▸ **Task description**
List, from the lines below, each one with "следует" in it.

▼

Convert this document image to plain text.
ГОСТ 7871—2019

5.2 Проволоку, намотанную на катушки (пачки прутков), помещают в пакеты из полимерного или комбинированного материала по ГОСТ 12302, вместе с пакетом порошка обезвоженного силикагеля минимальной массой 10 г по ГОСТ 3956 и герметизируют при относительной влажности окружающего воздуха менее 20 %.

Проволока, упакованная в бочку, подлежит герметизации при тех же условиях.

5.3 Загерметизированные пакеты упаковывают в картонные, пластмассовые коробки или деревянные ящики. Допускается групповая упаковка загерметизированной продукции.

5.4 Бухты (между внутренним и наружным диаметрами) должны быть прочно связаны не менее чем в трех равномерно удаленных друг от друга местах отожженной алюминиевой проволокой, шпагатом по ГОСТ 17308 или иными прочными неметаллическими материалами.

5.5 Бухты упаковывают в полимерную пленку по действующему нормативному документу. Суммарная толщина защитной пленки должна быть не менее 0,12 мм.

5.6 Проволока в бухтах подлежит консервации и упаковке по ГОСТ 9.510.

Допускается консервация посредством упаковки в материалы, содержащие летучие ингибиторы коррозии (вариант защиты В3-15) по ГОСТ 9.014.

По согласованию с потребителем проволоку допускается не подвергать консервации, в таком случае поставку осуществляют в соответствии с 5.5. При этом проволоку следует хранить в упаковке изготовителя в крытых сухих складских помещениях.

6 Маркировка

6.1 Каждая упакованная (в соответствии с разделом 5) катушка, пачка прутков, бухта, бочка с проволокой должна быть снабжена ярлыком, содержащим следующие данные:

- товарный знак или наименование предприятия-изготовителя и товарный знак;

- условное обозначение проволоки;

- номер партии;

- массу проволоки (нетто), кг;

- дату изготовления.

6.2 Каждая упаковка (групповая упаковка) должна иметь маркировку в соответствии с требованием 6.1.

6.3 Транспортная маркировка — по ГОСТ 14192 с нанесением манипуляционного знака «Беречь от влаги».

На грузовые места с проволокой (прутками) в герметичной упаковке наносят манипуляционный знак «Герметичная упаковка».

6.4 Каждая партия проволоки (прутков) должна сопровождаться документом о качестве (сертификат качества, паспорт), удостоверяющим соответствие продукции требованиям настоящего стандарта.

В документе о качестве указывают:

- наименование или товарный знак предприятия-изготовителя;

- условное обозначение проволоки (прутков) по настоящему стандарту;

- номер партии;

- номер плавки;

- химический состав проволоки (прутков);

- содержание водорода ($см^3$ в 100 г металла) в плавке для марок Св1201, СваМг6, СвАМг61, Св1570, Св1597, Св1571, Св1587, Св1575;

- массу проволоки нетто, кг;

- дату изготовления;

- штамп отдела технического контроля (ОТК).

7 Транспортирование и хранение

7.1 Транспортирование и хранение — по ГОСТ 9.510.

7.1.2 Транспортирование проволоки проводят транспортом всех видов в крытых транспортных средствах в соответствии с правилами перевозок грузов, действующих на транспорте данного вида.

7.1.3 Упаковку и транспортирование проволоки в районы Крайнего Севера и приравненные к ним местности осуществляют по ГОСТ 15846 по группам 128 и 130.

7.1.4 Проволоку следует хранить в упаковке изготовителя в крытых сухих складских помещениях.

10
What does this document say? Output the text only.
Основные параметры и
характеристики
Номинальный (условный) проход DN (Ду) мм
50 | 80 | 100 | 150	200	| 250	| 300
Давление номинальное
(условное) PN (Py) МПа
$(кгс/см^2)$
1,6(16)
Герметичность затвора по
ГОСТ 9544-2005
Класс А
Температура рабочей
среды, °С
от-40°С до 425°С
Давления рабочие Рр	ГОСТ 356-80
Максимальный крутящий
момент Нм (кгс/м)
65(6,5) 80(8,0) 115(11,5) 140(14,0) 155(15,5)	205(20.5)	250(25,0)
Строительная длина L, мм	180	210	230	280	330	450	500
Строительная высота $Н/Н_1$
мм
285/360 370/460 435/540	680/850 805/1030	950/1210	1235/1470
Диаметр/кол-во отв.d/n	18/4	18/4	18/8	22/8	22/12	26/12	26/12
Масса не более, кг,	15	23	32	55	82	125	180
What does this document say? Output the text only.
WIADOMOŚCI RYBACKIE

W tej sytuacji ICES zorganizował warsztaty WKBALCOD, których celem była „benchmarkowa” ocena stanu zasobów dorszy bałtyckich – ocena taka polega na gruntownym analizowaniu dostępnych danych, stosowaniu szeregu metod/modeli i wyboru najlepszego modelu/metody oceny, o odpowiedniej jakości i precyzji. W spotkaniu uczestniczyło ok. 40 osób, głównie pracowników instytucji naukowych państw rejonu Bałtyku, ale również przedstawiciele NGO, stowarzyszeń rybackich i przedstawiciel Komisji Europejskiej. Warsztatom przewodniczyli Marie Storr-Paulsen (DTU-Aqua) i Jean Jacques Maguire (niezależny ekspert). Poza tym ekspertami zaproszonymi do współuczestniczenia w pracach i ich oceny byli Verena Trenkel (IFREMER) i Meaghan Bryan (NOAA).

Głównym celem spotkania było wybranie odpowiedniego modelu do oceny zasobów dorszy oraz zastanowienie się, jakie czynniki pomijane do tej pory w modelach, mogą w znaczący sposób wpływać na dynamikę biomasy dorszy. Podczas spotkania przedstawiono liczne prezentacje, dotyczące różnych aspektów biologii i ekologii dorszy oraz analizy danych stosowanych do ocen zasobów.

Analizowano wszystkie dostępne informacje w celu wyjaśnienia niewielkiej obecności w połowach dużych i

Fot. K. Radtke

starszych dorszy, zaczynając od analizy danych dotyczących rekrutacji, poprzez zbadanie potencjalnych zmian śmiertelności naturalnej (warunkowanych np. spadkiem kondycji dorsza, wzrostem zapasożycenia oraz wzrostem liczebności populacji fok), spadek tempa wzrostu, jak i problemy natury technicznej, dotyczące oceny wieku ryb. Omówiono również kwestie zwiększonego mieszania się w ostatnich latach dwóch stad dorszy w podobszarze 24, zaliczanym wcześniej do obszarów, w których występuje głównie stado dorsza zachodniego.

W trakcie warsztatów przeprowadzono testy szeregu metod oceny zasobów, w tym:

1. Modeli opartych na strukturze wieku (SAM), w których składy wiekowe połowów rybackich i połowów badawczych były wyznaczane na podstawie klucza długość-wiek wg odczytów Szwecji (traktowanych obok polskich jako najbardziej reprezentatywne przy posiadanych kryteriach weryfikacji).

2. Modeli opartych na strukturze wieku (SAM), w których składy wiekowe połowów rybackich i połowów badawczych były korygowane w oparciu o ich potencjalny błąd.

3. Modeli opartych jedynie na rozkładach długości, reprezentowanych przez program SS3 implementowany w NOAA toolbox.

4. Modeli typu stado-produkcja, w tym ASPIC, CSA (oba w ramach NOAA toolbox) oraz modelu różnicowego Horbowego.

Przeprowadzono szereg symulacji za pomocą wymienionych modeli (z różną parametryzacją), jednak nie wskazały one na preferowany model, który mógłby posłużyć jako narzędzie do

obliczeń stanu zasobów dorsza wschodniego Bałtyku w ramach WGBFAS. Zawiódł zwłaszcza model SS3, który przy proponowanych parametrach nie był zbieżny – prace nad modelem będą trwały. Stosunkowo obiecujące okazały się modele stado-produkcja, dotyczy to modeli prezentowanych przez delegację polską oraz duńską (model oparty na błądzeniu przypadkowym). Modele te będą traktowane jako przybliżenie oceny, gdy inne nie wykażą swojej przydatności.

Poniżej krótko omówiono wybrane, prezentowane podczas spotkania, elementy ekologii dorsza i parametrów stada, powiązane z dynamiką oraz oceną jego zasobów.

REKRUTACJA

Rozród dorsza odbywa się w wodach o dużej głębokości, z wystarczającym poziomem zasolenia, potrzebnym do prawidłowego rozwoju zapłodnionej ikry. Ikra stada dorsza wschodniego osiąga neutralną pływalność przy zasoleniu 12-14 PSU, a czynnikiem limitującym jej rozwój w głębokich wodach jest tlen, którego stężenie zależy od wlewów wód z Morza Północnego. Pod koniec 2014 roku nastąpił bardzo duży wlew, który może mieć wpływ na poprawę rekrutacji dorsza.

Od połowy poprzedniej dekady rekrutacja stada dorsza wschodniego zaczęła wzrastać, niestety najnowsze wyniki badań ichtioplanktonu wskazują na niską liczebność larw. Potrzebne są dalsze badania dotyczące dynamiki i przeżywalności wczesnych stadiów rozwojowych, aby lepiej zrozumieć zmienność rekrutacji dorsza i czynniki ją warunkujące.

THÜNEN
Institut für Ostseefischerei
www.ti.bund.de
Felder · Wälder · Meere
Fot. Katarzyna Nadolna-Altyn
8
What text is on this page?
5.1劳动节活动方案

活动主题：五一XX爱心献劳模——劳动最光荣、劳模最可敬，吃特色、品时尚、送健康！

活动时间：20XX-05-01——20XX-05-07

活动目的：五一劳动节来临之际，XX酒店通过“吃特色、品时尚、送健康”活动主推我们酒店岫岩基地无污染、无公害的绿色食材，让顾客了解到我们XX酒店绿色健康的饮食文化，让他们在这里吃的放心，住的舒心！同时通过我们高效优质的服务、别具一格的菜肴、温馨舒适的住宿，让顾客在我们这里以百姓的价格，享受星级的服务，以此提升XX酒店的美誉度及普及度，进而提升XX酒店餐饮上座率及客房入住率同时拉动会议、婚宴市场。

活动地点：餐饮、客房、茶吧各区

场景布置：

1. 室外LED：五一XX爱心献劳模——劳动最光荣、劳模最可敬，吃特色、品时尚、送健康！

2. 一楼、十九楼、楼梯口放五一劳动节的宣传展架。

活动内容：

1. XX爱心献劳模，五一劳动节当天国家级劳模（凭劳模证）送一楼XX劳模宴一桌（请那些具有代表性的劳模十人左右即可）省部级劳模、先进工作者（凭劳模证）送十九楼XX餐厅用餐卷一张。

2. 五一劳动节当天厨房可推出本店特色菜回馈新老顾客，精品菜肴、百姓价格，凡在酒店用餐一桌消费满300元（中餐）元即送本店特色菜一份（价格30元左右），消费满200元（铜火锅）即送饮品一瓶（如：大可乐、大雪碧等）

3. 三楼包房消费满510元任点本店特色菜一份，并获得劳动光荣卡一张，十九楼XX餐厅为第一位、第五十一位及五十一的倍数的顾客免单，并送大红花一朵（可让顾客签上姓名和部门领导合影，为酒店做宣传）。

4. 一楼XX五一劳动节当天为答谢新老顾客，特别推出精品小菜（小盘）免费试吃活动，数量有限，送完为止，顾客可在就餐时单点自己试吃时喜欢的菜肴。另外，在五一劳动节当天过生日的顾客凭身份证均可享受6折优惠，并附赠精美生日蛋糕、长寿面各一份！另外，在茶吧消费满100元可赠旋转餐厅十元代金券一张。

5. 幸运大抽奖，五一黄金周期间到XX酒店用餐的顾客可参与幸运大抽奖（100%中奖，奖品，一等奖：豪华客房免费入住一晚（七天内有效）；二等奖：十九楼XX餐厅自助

▲

▸ **Solved exercise**
По согласованию с потребителем проволоку допускается не подвергать консервации, в таком случае поставку осуществляют в соответствии с 5.5. При этом проволоку следует хранить в упаковке изготовителя в крытых сухих складских помещениях.
7.1.4 Проволоку следует хранить в упаковке изготовителя в крытых сухих складских помещениях.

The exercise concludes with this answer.